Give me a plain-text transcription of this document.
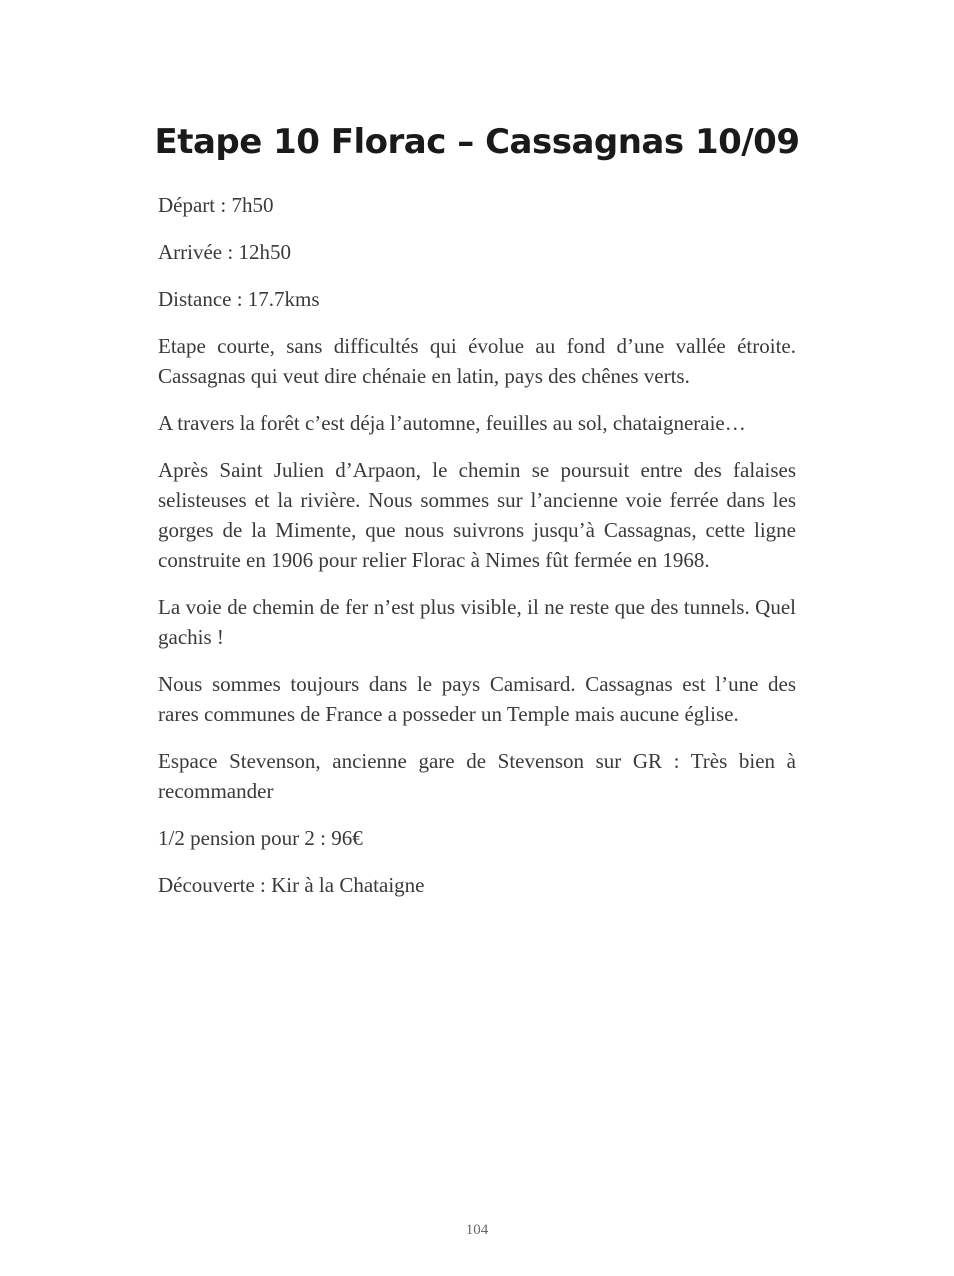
Etape 10 Florac – Cassagnas 10/09

Départ : 7h50

Arrivée : 12h50

Distance : 17.7kms

Etape courte, sans difficultés qui évolue au fond d’une vallée étroite. Cassagnas qui veut dire chénaie en latin, pays des chênes verts.

A travers la forêt c’est déja l’automne, feuilles au sol, chataigneraie…

Après Saint Julien d’Arpaon, le chemin se poursuit entre des falaises selisteuses et la rivière. Nous sommes sur l’ancienne voie ferrée dans les gorges de la Mimente, que nous suivrons jusqu’à Cassagnas, cette ligne construite en 1906 pour relier Florac à Nimes fût fermée en 1968.

La voie de chemin de fer n’est plus visible, il ne reste que des tunnels. Quel gachis !

Nous sommes toujours dans le pays Camisard. Cassagnas est l’une des rares communes de France a posseder un Temple mais aucune église.

Espace Stevenson, ancienne gare de Stevenson sur GR : Très bien à recommander

1/2 pension pour 2 : 96€

Découverte : Kir à la Chataigne

104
_ _ _
Request -
Go through the records and pull out each line that includes the word "chemin".

The response -
Après Saint Julien d’Arpaon, le chemin se poursuit entre des falaises selisteuses et la rivière. Nous sommes sur l’ancienne voie ferrée dans les gorges de la Mimente, que nous suivrons jusqu’à Cassagnas, cette ligne construite en 1906 pour relier Florac à Nimes fût fermée en 1968.
La voie de chemin de fer n’est plus visible, il ne reste que des tunnels. Quel gachis !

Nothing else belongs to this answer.